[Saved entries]
- - -

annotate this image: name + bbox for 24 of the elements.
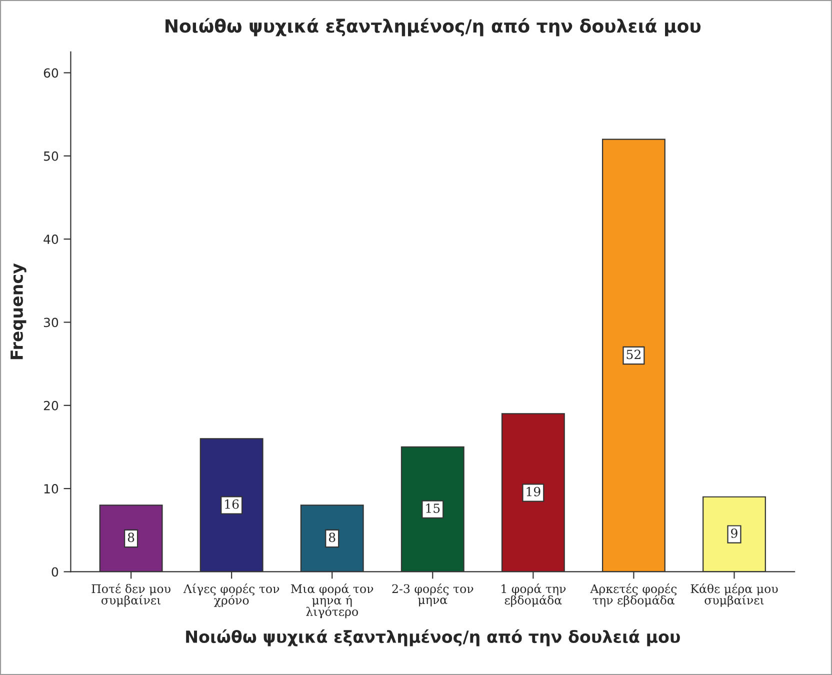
data-label: 19 <box>526 486 540 496</box>
y-tick-label: 50 <box>44 151 58 161</box>
y-tick-label: 0 <box>52 567 58 577</box>
y-tick-label: 40 <box>44 234 58 244</box>
x-tick-label: Μια φορά τον μηνα ή λιγότερο <box>291 584 374 618</box>
data-label: 16 <box>225 499 239 509</box>
x-tick-label: Αρκετές φορές την εβδομάδα <box>590 584 677 607</box>
data-label: 8 <box>328 532 336 542</box>
x-tick-label: Κάθε μέρα μου συμβαίνει <box>690 584 778 607</box>
data-label: 9 <box>731 528 738 538</box>
y-tick-label: 60 <box>44 68 58 78</box>
x-axis-title: Νοιώθω ψυχικά εξαντλημένος/η από την δουλειά μου <box>186 629 680 646</box>
y-tick-label: 30 <box>44 318 58 328</box>
x-tick-label: Λίγες φορές τον χρόνο <box>183 584 280 608</box>
data-label: 52 <box>626 350 640 360</box>
x-tick-label: 2-3 φορές τον μηνα <box>392 584 474 606</box>
y-tick-label: 10 <box>44 484 58 494</box>
y-axis-title: Frequency <box>10 263 26 360</box>
chart-title: Νοιώθω ψυχικά εξαντλημένος/η από την δουλειά μου <box>166 18 701 36</box>
x-tick-label: 1 φορά την εβδομάδα <box>502 584 566 607</box>
data-label: 8 <box>128 532 134 542</box>
y-tick-label: 20 <box>44 400 58 410</box>
data-label: 15 <box>426 504 440 513</box>
x-tick-label: Ποτέ δεν μου συμβαίνει <box>92 584 170 607</box>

- - -

* Exercise directions
Please edit the lines above so that each "data-label" becomes "value-label", with nothing else altered. Leave the picture out of your answer.

* Solution to the problem
annotate this image: name + bbox for 24 of the elements.
value-label: 19 <box>526 486 540 496</box>
y-tick-label: 50 <box>44 151 58 161</box>
y-tick-label: 0 <box>52 567 58 577</box>
y-tick-label: 40 <box>44 234 58 244</box>
x-tick-label: Μια φορά τον μηνα ή λιγότερο <box>291 584 374 618</box>
value-label: 16 <box>225 499 239 509</box>
x-tick-label: Αρκετές φορές την εβδομάδα <box>590 584 677 607</box>
value-label: 8 <box>328 532 336 542</box>
x-tick-label: Κάθε μέρα μου συμβαίνει <box>690 584 778 607</box>
value-label: 9 <box>731 528 738 538</box>
y-tick-label: 60 <box>44 68 58 78</box>
x-axis-title: Νοιώθω ψυχικά εξαντλημένος/η από την δουλειά μου <box>186 629 680 646</box>
y-tick-label: 30 <box>44 318 58 328</box>
x-tick-label: Λίγες φορές τον χρόνο <box>183 584 280 608</box>
value-label: 52 <box>626 350 640 360</box>
x-tick-label: 2-3 φορές τον μηνα <box>392 584 474 606</box>
y-tick-label: 10 <box>44 484 58 494</box>
y-axis-title: Frequency <box>10 263 26 360</box>
chart-title: Νοιώθω ψυχικά εξαντλημένος/η από την δουλειά μου <box>166 18 701 36</box>
x-tick-label: 1 φορά την εβδομάδα <box>502 584 566 607</box>
value-label: 8 <box>128 532 134 542</box>
y-tick-label: 20 <box>44 400 58 410</box>
value-label: 15 <box>426 504 440 513</box>
x-tick-label: Ποτέ δεν μου συμβαίνει <box>92 584 170 607</box>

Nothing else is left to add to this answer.